[start]
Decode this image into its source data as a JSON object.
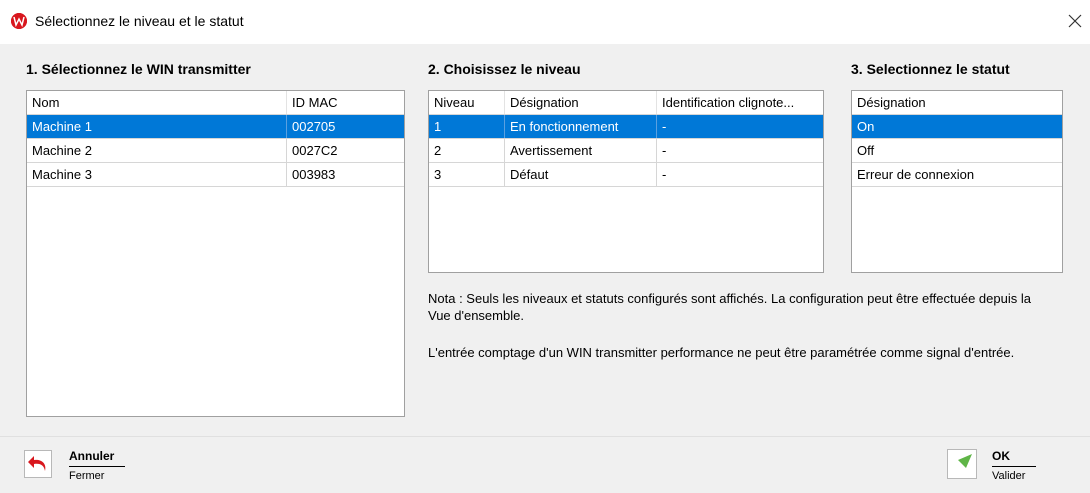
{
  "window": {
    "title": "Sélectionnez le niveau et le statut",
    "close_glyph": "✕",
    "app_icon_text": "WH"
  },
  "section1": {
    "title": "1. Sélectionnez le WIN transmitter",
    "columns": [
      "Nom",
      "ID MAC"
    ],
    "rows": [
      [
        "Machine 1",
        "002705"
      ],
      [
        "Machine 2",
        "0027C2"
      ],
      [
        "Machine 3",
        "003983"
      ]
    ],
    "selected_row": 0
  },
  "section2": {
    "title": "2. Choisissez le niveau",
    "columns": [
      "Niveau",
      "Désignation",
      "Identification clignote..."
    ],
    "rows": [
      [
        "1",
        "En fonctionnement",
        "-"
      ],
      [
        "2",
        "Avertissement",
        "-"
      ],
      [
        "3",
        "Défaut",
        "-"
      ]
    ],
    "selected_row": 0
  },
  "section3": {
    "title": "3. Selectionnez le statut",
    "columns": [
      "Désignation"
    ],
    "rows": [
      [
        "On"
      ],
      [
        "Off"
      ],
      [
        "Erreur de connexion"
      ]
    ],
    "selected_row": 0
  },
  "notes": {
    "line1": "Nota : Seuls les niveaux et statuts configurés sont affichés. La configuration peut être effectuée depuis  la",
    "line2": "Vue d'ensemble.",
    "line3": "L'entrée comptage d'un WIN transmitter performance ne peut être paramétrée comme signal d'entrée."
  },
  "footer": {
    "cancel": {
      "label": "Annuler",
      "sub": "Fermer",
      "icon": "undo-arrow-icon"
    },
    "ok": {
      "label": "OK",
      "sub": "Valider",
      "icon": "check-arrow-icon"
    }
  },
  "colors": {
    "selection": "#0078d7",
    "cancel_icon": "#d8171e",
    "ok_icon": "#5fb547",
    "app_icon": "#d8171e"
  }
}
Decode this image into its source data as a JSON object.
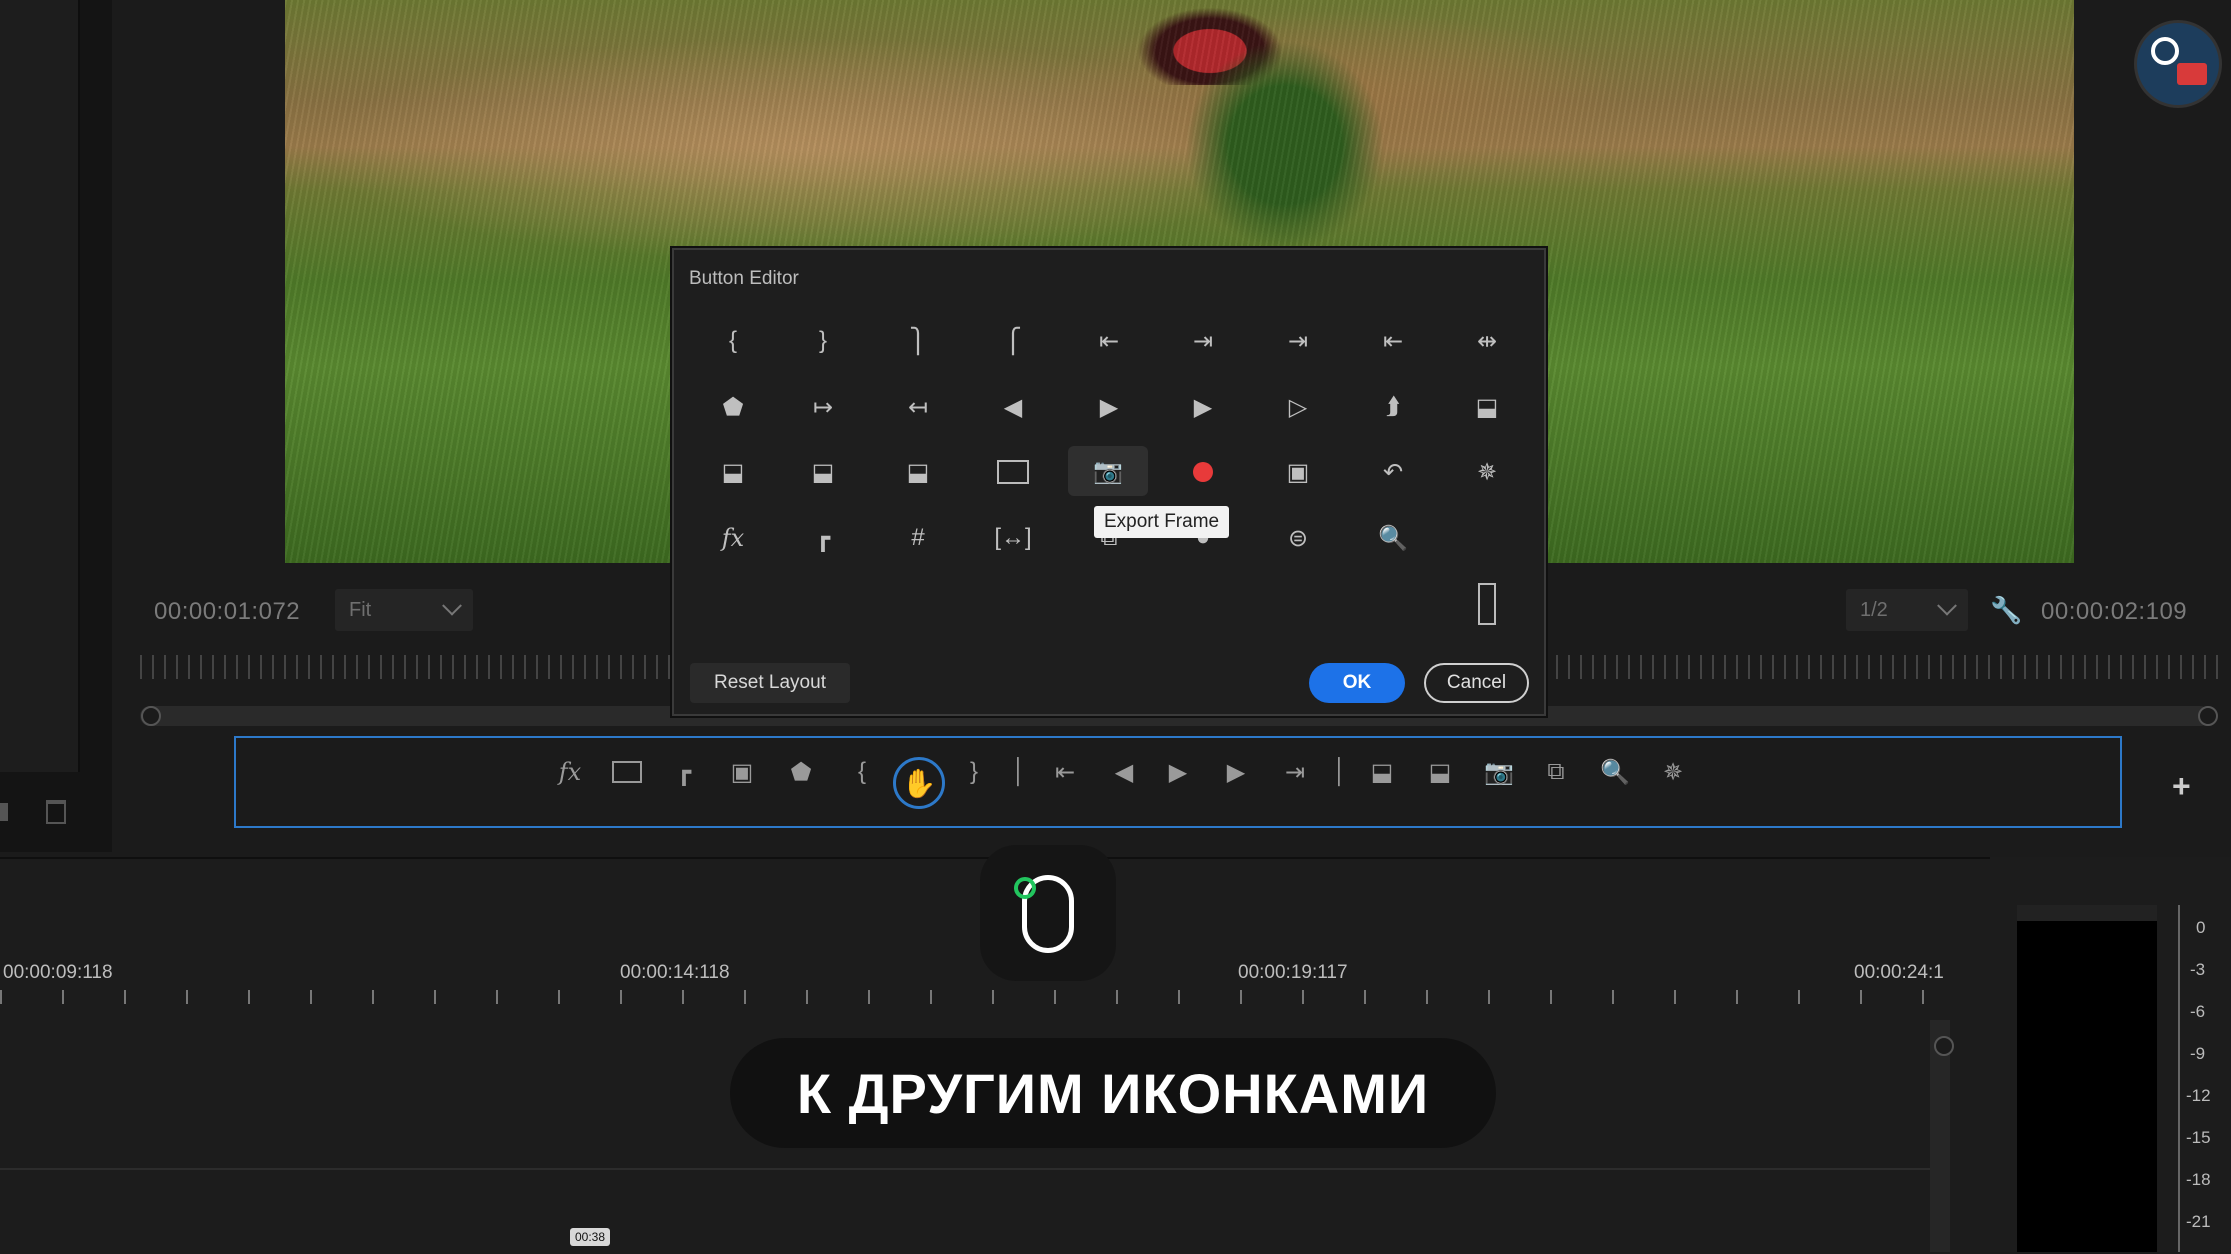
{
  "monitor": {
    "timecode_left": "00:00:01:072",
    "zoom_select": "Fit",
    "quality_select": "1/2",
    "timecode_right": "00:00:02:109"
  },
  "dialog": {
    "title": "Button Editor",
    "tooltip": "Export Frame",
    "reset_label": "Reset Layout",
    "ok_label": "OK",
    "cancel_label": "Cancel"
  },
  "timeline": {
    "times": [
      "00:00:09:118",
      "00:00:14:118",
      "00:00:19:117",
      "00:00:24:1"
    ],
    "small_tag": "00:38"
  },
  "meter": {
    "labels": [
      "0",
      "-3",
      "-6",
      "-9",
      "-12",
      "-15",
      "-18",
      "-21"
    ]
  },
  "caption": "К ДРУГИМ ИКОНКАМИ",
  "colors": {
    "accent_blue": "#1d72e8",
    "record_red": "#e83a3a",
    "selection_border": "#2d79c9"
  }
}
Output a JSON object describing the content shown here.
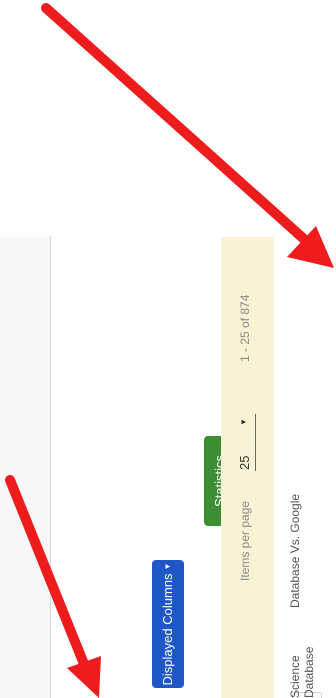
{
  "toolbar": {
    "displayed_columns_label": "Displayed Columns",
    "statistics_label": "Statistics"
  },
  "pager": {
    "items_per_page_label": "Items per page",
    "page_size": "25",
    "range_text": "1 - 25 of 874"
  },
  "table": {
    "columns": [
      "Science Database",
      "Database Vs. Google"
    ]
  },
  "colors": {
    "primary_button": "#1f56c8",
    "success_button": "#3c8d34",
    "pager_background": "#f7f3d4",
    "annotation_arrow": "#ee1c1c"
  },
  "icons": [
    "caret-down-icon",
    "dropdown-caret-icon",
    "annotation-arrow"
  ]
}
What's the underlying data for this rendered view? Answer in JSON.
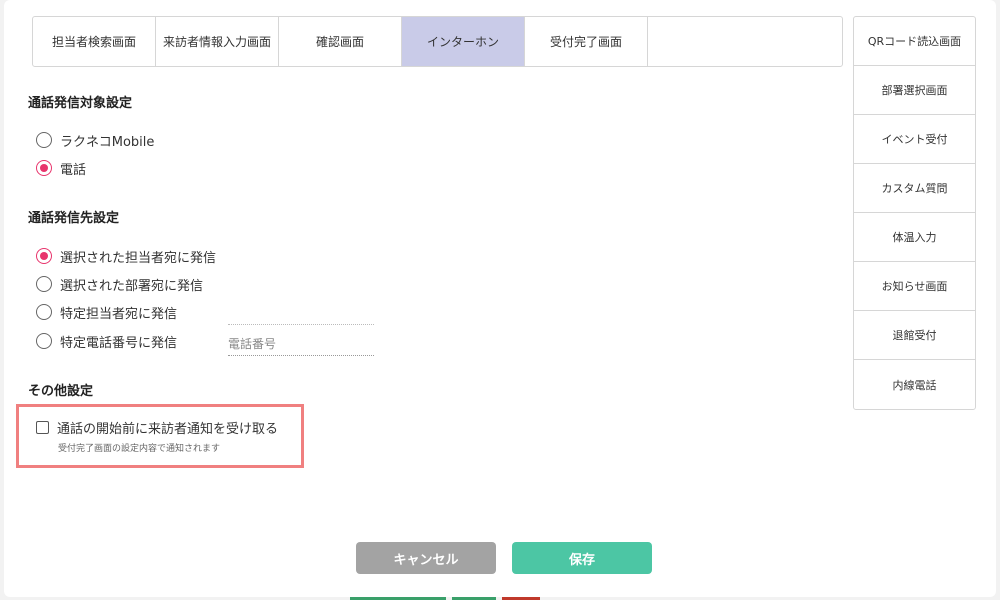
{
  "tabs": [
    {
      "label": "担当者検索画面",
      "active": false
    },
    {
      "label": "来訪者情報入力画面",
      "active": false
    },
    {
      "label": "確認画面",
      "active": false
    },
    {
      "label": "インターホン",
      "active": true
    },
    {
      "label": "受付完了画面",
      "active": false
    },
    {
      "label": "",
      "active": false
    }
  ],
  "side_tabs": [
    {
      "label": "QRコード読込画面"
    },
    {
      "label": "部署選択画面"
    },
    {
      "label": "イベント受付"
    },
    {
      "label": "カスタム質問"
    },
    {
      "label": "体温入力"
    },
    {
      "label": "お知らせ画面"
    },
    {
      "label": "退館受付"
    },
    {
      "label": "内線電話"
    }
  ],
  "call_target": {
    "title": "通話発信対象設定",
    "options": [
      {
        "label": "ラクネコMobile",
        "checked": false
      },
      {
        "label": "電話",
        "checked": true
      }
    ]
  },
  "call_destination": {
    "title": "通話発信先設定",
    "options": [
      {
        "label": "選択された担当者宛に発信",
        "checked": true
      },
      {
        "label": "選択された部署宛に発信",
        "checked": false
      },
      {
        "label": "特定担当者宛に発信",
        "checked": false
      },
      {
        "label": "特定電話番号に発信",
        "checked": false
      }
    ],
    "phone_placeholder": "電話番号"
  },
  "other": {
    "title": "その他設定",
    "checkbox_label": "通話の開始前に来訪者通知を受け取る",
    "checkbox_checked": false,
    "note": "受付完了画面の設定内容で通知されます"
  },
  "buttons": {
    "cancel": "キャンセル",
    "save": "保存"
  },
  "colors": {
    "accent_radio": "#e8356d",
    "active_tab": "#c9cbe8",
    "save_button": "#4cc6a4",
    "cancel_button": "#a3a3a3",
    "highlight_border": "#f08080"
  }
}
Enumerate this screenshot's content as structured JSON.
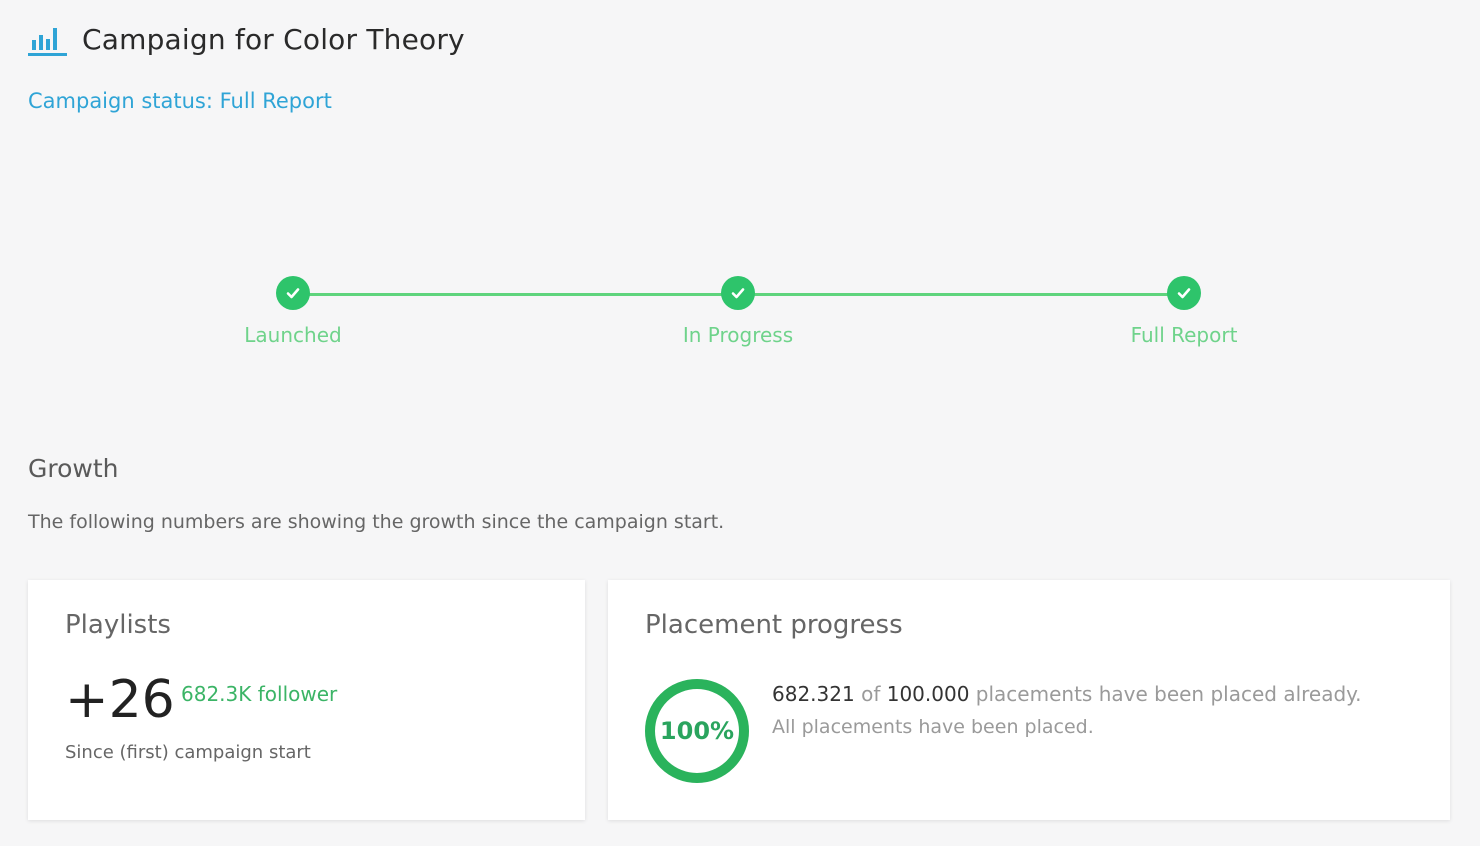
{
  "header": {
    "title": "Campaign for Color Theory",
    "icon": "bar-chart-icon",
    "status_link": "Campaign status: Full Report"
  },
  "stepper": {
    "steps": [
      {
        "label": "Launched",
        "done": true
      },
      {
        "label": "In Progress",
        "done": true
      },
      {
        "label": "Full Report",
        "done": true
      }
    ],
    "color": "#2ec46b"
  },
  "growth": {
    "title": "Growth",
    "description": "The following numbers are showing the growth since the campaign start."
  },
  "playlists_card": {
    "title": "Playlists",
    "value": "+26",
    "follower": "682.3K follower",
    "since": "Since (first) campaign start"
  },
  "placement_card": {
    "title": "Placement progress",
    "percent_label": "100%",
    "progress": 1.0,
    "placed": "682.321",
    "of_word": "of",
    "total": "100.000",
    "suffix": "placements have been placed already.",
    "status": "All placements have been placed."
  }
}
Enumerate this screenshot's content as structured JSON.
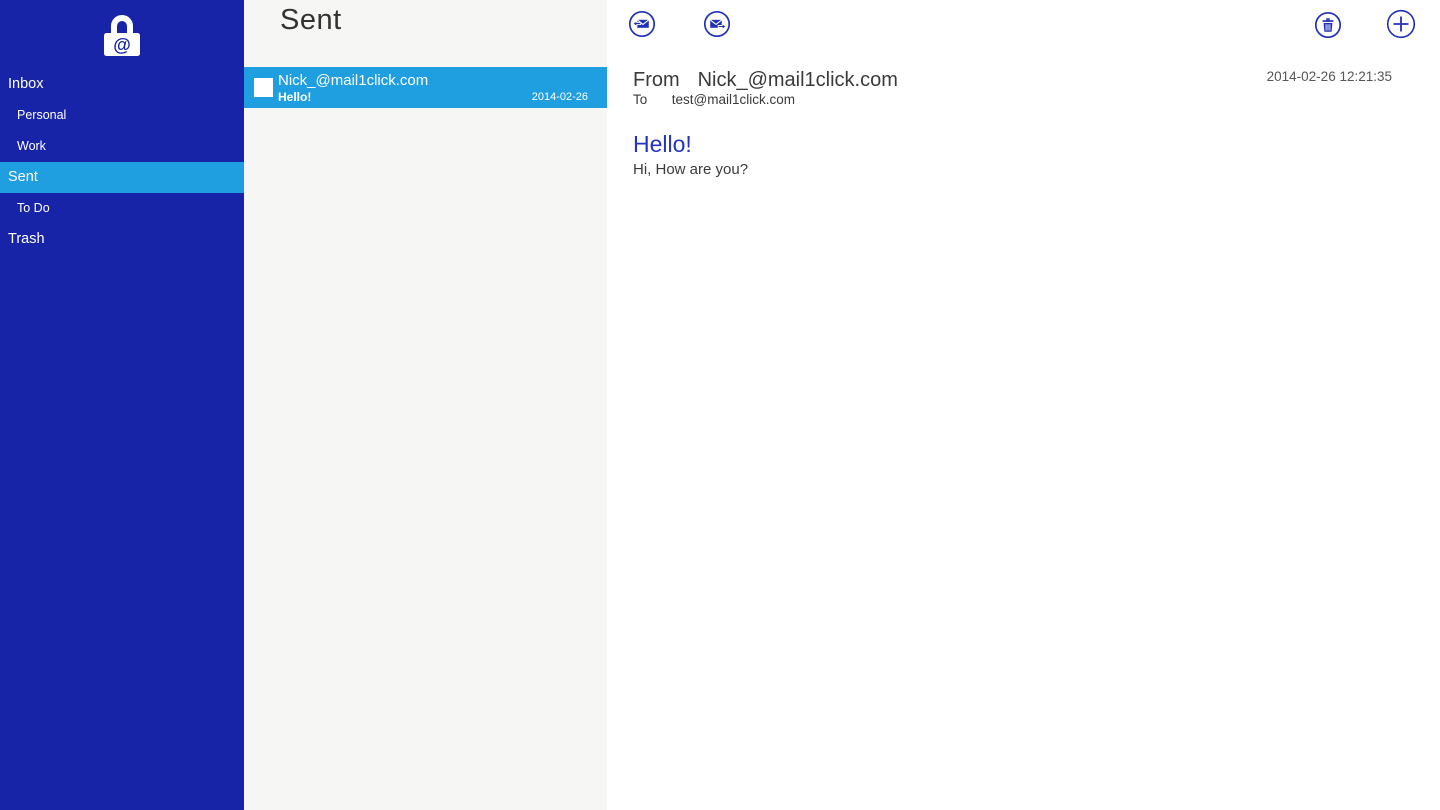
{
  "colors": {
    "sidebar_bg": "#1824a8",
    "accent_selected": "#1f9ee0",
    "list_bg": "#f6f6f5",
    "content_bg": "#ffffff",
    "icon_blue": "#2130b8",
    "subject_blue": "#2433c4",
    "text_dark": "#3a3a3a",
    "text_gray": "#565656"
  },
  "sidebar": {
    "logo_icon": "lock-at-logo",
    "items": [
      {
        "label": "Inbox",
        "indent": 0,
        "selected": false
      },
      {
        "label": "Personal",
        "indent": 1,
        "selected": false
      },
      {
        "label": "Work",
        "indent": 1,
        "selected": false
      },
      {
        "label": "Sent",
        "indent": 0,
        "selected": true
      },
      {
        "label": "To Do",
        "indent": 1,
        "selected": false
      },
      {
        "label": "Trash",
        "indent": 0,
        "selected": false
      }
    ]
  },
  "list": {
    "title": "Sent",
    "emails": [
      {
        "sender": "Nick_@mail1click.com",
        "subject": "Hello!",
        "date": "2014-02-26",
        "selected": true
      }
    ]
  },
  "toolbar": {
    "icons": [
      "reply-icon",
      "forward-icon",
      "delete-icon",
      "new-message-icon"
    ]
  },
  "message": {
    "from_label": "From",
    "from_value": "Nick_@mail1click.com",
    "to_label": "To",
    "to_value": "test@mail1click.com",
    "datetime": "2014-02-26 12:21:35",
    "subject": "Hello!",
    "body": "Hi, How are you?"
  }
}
[end]
* Written problem *
Check each line of the records for "placed" and copy the ones that contain it.

* Output *
    "placed": "682.321",
    "suffix": "placements have been placed already.",
    "status": "All placements have been placed."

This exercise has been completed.